WORK TO COMPLETE:
Write out the material exactly. Do not include the pictures.

PROVIDED RECORDS:
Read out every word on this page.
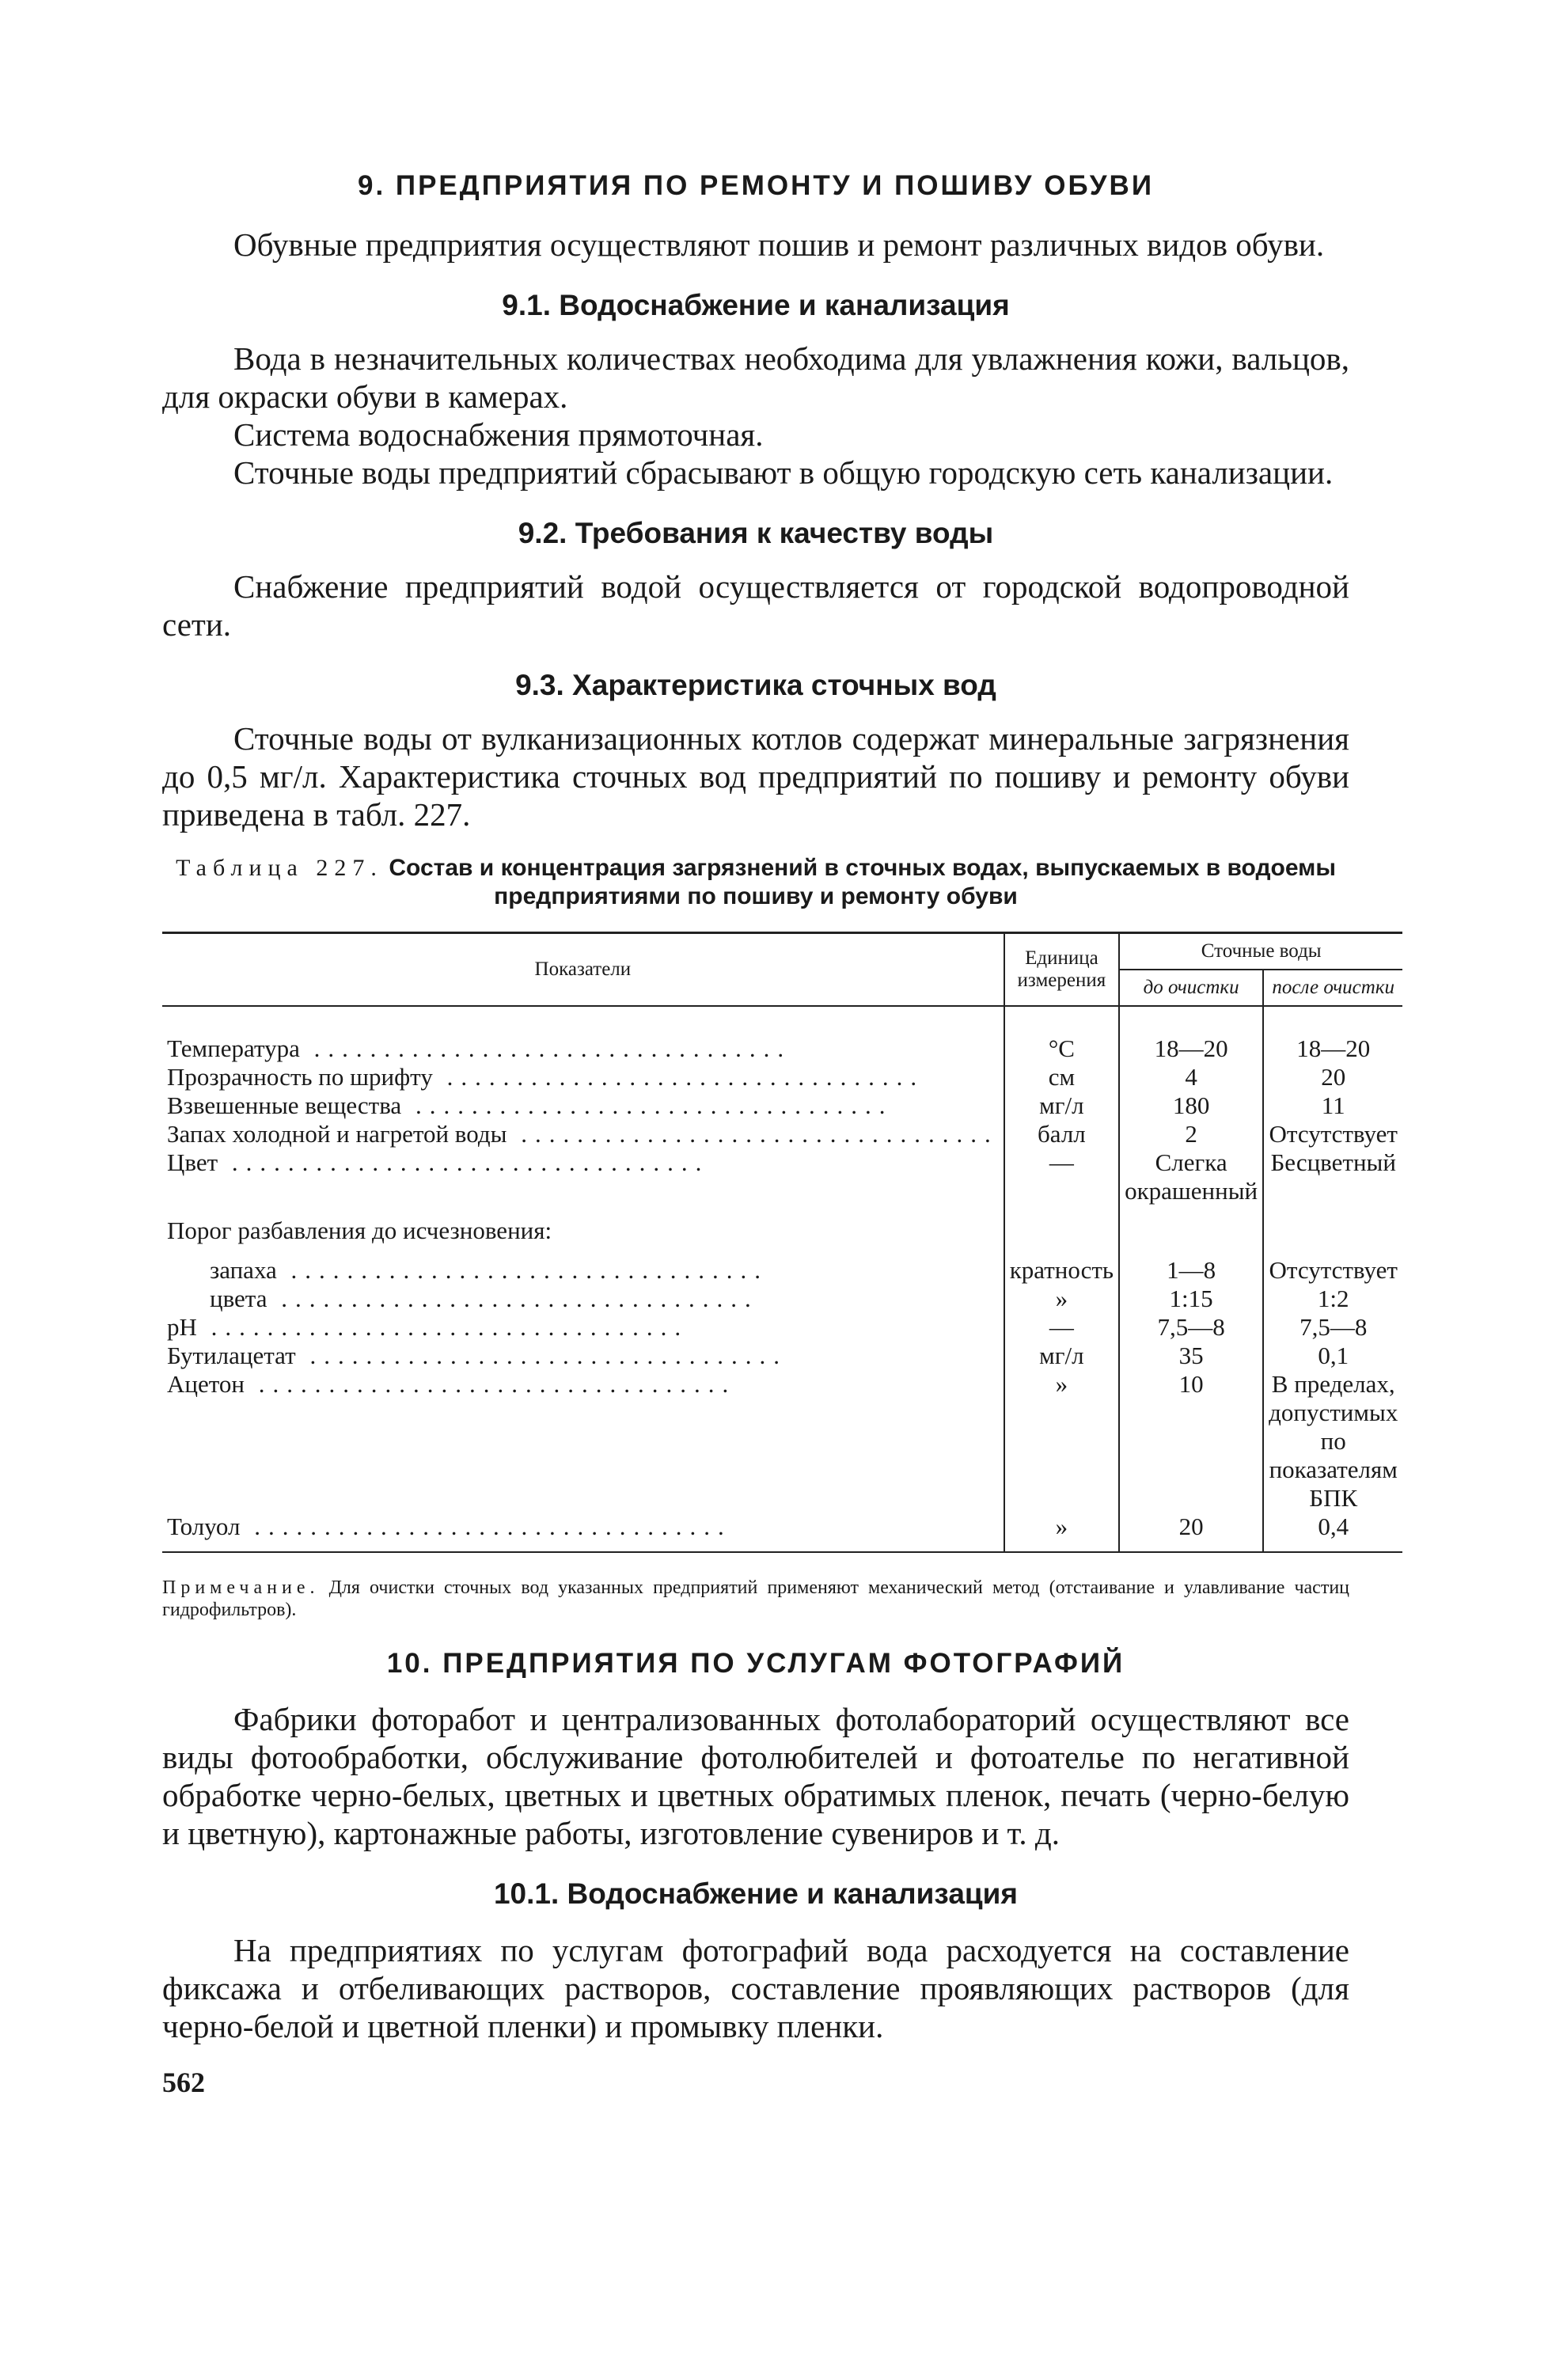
9. ПРЕДПРИЯТИЯ ПО РЕМОНТУ И ПОШИВУ ОБУВИ

Обувные предприятия осуществляют пошив и ремонт различных видов обуви.

9.1. Водоснабжение и канализация

Вода в незначительных количествах необходима для увлажнения кожи, вальцов, для окраски обуви в камерах.

Система водоснабжения прямоточная.

Сточные воды предприятий сбрасывают в общую городскую сеть канализации.

9.2. Требования к качеству воды

Снабжение предприятий водой осуществляется от городской водопроводной сети.

9.3. Характеристика сточных вод

Сточные воды от вулканизационных котлов содержат минеральные загрязнения до 0,5 мг/л. Характеристика сточных вод предприятий по пошиву и ремонту обуви приведена в табл. 227.

Таблица 227. Состав и концентрация загрязнений в сточных водах, выпускаемых в водоемы предприятиями по пошиву и ремонту обуви

Показатели	Единица измерения	Сточные воды	
		до очистки	после очистки

Температура ..................................	°С	18—20	18—20
Прозрачность по шрифту ..................................	см	4	20
Взвешенные вещества ..................................	мг/л	180	11
Запах холодной и нагретой воды ..................................	балл	2	Отсутствует
Цвет ..................................	—	Слегка окрашенный	Бесцветный

Порог разбавления до исчезновения:			

запаха ..................................	кратность	1—8	Отсутствует
цвета ..................................	»	1:15	1:2
pH ..................................	—	7,5—8	7,5—8
Бутилацетат ..................................	мг/л	35	0,1
Ацетон ..................................	»	10	В пределах, допустимых по показателям БПК
Толуол ..................................	»	20	0,4

Примечание. Для очистки сточных вод указанных предприятий применяют механический метод (отстаивание и улавливание частиц гидрофильтров).

10. ПРЕДПРИЯТИЯ ПО УСЛУГАМ ФОТОГРАФИЙ

Фабрики фоторабот и централизованных фотолабораторий осуществляют все виды фотообработки, обслуживание фотолюбителей и фотоателье по негативной обработке черно-белых, цветных и цветных обратимых пленок, печать (черно-белую и цветную), картонажные работы, изготовление сувениров и т. д.

10.1. Водоснабжение и канализация

На предприятиях по услугам фотографий вода расходуется на составление фиксажа и отбеливающих растворов, составление проявляющих растворов (для черно-белой и цветной пленки) и промывку пленки.

562
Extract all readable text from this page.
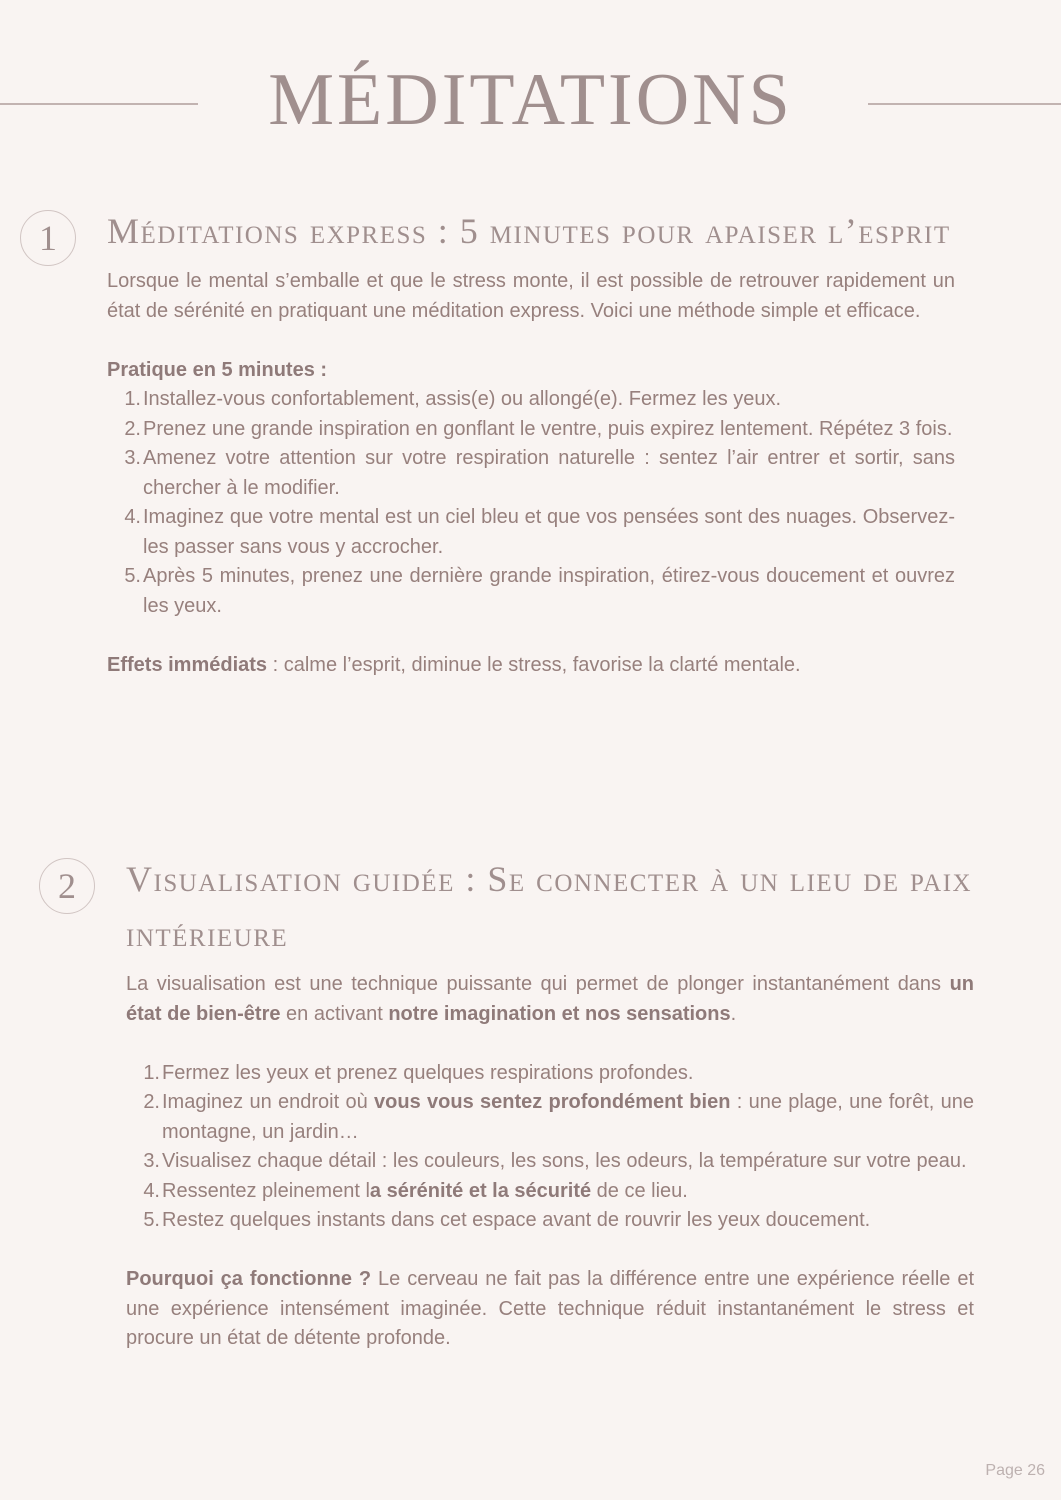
MÉDITATIONS
1	Méditations express : 5 minutes pour apaiser l’esprit

Lorsque le mental s’emballe et que le stress monte, il est possible de retrouver rapidement un état de sérénité en pratiquant une méditation express. Voici une méthode simple et efficace.

Pratique en 5 minutes :

1. Installez-vous confortablement, assis(e) ou allongé(e). Fermez les yeux.
2. Prenez une grande inspiration en gonflant le ventre, puis expirez lentement. Répétez 3 fois.
3. Amenez votre attention sur votre respiration naturelle : sentez l’air entrer et sortir, sans chercher à le modifier.
4. Imaginez que votre mental est un ciel bleu et que vos pensées sont des nuages. Observez-les passer sans vous y accrocher.
5. Après 5 minutes, prenez une dernière grande inspiration, étirez-vous doucement et ouvrez les yeux.

Effets immédiats : calme l’esprit, diminue le stress, favorise la clarté mentale.

2	Visualisation guidée : Se connecter à un lieu de paix intérieure

La visualisation est une technique puissante qui permet de plonger instantanément dans un état de bien-être en activant notre imagination et nos sensations.

1. Fermez les yeux et prenez quelques respirations profondes.
2. Imaginez un endroit où vous vous sentez profondément bien : une plage, une forêt, une montagne, un jardin…
3. Visualisez chaque détail : les couleurs, les sons, les odeurs, la température sur votre peau.
4. Ressentez pleinement la sérénité et la sécurité de ce lieu.
5. Restez quelques instants dans cet espace avant de rouvrir les yeux doucement.

Pourquoi ça fonctionne ? Le cerveau ne fait pas la différence entre une expérience réelle et une expérience intensément imaginée. Cette technique réduit instantanément le stress et procure un état de détente profonde.

Page 26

COMPLETE OUTPUT:
Read out every word on this page.
9. ПРЕДПРИЯТИЯ ПО РЕМОНТУ И ПОШИВУ ОБУВИ

Обувные предприятия осуществляют пошив и ремонт различных видов обуви.

9.1. Водоснабжение и канализация

Вода в незначительных количествах необходима для увлажнения кожи, вальцов, для окраски обуви в камерах.

Система водоснабжения прямоточная.

Сточные воды предприятий сбрасывают в общую городскую сеть канализации.

9.2. Требования к качеству воды

Снабжение предприятий водой осуществляется от городской водопроводной сети.

9.3. Характеристика сточных вод

Сточные воды от вулканизационных котлов содержат минеральные загрязнения до 0,5 мг/л. Характеристика сточных вод предприятий по пошиву и ремонту обуви приведена в табл. 227.

Таблица 227. Состав и концентрация загрязнений в сточных водах, выпускаемых в водоемы предприятиями по пошиву и ремонту обуви

Показатели	Единица измерения	Сточные воды	
		до очистки	после очистки

Температура ..................................	°С	18—20	18—20
Прозрачность по шрифту ..................................	см	4	20
Взвешенные вещества ..................................	мг/л	180	11
Запах холодной и нагретой воды ..................................	балл	2	Отсутствует
Цвет ..................................	—	Слегка окрашенный	Бесцветный

Порог разбавления до исчезновения:			

запаха ..................................	кратность	1—8	Отсутствует
цвета ..................................	»	1:15	1:2
pH ..................................	—	7,5—8	7,5—8
Бутилацетат ..................................	мг/л	35	0,1
Ацетон ..................................	»	10	В пределах, допустимых по показателям БПК
Толуол ..................................	»	20	0,4

Примечание. Для очистки сточных вод указанных предприятий применяют механический метод (отстаивание и улавливание частиц гидрофильтров).

10. ПРЕДПРИЯТИЯ ПО УСЛУГАМ ФОТОГРАФИЙ

Фабрики фоторабот и централизованных фотолабораторий осуществляют все виды фотообработки, обслуживание фотолюбителей и фотоателье по негативной обработке черно-белых, цветных и цветных обратимых пленок, печать (черно-белую и цветную), картонажные работы, изготовление сувениров и т. д.

10.1. Водоснабжение и канализация

На предприятиях по услугам фотографий вода расходуется на составление фиксажа и отбеливающих растворов, составление проявляющих растворов (для черно-белой и цветной пленки) и промывку пленки.

562
Extract all readable text from this page.
MÉDITATIONS
1	Méditations express : 5 minutes pour apaiser l’esprit

Lorsque le mental s’emballe et que le stress monte, il est possible de retrouver rapidement un état de sérénité en pratiquant une méditation express. Voici une méthode simple et efficace.

Pratique en 5 minutes :

1. Installez-vous confortablement, assis(e) ou allongé(e). Fermez les yeux.
2. Prenez une grande inspiration en gonflant le ventre, puis expirez lentement. Répétez 3 fois.
3. Amenez votre attention sur votre respiration naturelle : sentez l’air entrer et sortir, sans chercher à le modifier.
4. Imaginez que votre mental est un ciel bleu et que vos pensées sont des nuages. Observez-les passer sans vous y accrocher.
5. Après 5 minutes, prenez une dernière grande inspiration, étirez-vous doucement et ouvrez les yeux.

Effets immédiats : calme l’esprit, diminue le stress, favorise la clarté mentale.

2	Visualisation guidée : Se connecter à un lieu de paix intérieure

La visualisation est une technique puissante qui permet de plonger instantanément dans un état de bien-être en activant notre imagination et nos sensations.

1. Fermez les yeux et prenez quelques respirations profondes.
2. Imaginez un endroit où vous vous sentez profondément bien : une plage, une forêt, une montagne, un jardin…
3. Visualisez chaque détail : les couleurs, les sons, les odeurs, la température sur votre peau.
4. Ressentez pleinement la sérénité et la sécurité de ce lieu.
5. Restez quelques instants dans cet espace avant de rouvrir les yeux doucement.

Pourquoi ça fonctionne ? Le cerveau ne fait pas la différence entre une expérience réelle et une expérience intensément imaginée. Cette technique réduit instantanément le stress et procure un état de détente profonde.

Page 26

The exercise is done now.